(Dataset items)
"""

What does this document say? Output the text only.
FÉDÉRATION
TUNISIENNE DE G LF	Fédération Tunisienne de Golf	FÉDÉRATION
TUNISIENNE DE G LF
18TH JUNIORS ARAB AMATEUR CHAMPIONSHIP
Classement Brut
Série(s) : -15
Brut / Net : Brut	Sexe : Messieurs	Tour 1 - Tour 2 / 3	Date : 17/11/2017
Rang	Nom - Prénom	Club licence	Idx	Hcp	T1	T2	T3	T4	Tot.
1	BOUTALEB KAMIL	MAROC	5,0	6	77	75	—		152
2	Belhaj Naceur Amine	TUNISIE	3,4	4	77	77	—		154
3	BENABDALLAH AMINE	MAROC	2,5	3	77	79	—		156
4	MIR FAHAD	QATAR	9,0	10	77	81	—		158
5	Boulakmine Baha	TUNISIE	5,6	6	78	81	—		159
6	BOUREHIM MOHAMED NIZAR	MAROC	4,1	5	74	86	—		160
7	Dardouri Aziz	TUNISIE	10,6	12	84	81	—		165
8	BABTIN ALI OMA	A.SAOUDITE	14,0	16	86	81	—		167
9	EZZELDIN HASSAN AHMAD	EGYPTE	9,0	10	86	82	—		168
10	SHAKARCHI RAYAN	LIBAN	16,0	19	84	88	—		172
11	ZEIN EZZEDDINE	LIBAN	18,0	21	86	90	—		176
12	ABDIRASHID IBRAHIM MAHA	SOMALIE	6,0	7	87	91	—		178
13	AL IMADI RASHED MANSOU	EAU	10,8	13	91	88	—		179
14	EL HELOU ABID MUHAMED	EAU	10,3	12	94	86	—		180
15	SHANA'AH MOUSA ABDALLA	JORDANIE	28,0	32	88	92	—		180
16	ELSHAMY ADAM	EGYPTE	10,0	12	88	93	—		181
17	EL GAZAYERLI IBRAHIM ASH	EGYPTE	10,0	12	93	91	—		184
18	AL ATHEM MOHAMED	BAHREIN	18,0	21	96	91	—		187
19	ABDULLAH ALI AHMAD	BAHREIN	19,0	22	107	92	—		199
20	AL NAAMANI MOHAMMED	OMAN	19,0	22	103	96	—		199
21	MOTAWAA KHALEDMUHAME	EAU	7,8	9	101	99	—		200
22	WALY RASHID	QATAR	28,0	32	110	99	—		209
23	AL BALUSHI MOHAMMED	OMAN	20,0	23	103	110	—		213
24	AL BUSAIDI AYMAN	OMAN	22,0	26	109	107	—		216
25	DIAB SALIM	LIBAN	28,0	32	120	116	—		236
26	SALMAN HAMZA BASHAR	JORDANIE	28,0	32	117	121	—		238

"""

> TASK DETAILS: Search the listing for the string "EGYPTE". Copy each line where it turns up.

> RESPONSE:
9	EZZELDIN HASSAN AHMAD	EGYPTE	9,0	10	86	82	—		168
16	ELSHAMY ADAM	EGYPTE	10,0	12	88	93	—		181
17	EL GAZAYERLI IBRAHIM ASH	EGYPTE	10,0	12	93	91	—		184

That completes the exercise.